現地スタッフとともに受付、カルテの改善
ダラエ・ヌール診療所駐在
鈴木祐治
ペシャワール会報77号より
(2003年10月15日)
ダラエ・ヌール診療所正門
3つの言語が飛び交う
ダラエ・ヌールに来て、もうすぐ3ヵ月が経とうとしています。現地では、診療所での受付という仕事をさせて頂いています。診療時間は午前8時から午後12時半まで、それ以降は急患のみの診療(急患は24時間診療)と時間は短いのですが、1日の外来患者数は120人から160人、多い時には200人を超えるときもあります。

診療費は6アフガニ、または10パキスタンルピー(日本円で約20円)ですが、ハンセン病の患者、癲癇(てんかん)の患者、身体の不自由な患者さんに関しては、無料で診療を行っています。

診療所内のスタッフは、ドクター、ナース、検査技師、薬剤師、受付、各1人ずつ、門番2〜3人で、門番以外は1ヵ月ごとの交代となっています。ダラエ・ヌールでは、パシュトー、パシャイー、ファルシーと3つの言語が飛び交っており、ドクターですら通訳(門番のモハマッド・ヌールさん)が入らないと診療ができないこともあります。
そして、これは日本では考えられないことでしょうが、日毎に男性患者のみの診療日、女性患者のみの診療日と交互に日取りをして診療を行っています。10歳以下の子供や急患に関しては日取りに関係なく診察しています。

ダラエ・ヌール診療所
「この人たちは本当に病人なんだろうか!?」
私が来た当初は、診療所内に「受付所」と呼べる場所はなく、入り口付近に木製のベッドを柵代わりに立て掛けて行なっていました。朝8時開院と同時に60人近くの人達に一瞬にして囲まれ、我先にと言わんばかりに診療券を買い求めに来ていました。

この人達は本当に病人なのかと思う程、皆殺気立っており、お金を投げつけてくる人や、ベッドを押し倒してくる人、中には杖でコツコツ叩いてくるお婆さんまでいるような状態でした。門番が2人いないと落ち着いて配ることもできず、患者さんもスタッフも大量の汗を流しながらのやり取りでした。今では新たな受付所を設けて、以前のような混乱状態は改善されました。

他にも改善の必要のある問題がいくつも見受けられます。まず、癲癇の患者さんについて。私が調べたところ、現在54名の患者さんがいるのですが(2002年1月以降も来院されている患者さんは34名)、患者さん個々のカルテという物がなく、1枚の用紙に複数の患者さんの来院日、症状、処方した薬などが記載されており、それが80枚近く、2つのファイルにバラバラにまとめられていた為、患者さんがいつ来院したのか、どの薬をどれ位処方したのか、どの種類の薬を処方したのかすら明確ではないものが数多く見受けられます。また8月には、700個前後もの期限切れの薬や器具が見つかっており、現地スタッフ皆がこういった状態が良くないと判っていながら、何年も改善しようとせずに診療を行なってきた現状があり、話を聞けば全て他人のせいにされて終ってしまいます。

########

### 取り組む課題
提示文によると、ダラエ・ヌール診療所の診療費はいくらか。 この後に続く記録は提示文とは関係がない。

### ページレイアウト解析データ
########

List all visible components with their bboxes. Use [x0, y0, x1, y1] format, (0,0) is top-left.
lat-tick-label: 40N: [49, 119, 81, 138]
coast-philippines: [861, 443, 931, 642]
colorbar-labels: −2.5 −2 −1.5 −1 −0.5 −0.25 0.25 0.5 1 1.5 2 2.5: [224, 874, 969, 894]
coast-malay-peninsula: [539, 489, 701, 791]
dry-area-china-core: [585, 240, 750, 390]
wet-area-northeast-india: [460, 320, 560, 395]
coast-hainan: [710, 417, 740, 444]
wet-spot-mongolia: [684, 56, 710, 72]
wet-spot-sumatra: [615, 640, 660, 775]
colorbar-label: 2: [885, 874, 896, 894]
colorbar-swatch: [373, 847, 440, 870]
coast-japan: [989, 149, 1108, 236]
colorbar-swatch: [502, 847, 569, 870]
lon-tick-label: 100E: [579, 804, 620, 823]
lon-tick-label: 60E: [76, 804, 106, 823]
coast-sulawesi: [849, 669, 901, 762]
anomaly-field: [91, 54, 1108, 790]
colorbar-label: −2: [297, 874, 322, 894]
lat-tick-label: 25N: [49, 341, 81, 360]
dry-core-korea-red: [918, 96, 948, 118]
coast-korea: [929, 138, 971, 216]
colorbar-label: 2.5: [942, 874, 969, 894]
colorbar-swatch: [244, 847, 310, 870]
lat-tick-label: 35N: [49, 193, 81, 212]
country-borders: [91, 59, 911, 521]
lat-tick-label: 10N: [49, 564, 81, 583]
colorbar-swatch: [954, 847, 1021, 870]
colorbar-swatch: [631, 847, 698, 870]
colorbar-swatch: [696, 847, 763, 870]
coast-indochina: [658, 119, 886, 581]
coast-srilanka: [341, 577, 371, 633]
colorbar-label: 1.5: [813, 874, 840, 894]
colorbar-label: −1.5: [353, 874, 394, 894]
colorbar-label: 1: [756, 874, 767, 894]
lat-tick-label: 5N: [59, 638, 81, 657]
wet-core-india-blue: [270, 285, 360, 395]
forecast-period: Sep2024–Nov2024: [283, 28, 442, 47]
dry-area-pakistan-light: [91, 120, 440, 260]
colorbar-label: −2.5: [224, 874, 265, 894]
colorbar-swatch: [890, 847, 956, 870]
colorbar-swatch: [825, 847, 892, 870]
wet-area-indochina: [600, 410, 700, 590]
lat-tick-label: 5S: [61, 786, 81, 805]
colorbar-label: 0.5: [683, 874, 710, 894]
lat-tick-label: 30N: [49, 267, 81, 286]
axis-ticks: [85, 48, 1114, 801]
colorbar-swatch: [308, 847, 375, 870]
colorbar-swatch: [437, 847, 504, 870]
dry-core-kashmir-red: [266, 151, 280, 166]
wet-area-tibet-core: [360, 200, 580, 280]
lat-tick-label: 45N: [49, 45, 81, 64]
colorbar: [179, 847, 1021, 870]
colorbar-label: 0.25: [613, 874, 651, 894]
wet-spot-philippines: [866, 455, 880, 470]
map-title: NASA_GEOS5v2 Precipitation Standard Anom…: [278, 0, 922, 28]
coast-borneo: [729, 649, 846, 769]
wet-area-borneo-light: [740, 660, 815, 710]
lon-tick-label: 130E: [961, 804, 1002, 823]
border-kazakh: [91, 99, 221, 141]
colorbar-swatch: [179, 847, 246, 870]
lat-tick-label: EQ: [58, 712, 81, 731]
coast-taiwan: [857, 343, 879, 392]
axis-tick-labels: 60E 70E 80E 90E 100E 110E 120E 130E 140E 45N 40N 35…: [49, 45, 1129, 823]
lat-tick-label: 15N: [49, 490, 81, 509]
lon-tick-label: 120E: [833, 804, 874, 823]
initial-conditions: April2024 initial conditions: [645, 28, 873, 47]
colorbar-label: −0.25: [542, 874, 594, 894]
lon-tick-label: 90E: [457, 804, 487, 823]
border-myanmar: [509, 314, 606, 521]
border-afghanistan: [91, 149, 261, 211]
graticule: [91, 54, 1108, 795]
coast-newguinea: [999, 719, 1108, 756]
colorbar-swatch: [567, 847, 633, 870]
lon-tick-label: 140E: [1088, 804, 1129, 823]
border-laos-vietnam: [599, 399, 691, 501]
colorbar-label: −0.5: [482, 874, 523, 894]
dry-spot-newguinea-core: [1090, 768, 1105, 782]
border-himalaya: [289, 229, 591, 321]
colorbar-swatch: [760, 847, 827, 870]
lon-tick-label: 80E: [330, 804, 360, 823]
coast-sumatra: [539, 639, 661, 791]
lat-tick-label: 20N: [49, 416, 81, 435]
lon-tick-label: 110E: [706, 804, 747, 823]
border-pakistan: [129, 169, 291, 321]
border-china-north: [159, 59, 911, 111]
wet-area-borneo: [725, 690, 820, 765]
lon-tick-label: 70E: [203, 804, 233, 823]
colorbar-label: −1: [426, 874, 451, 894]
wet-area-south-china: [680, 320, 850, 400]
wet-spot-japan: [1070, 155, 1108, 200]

########

### 記述回答
6アフガニ、または10パキスタンルピー（日本円で約20円）。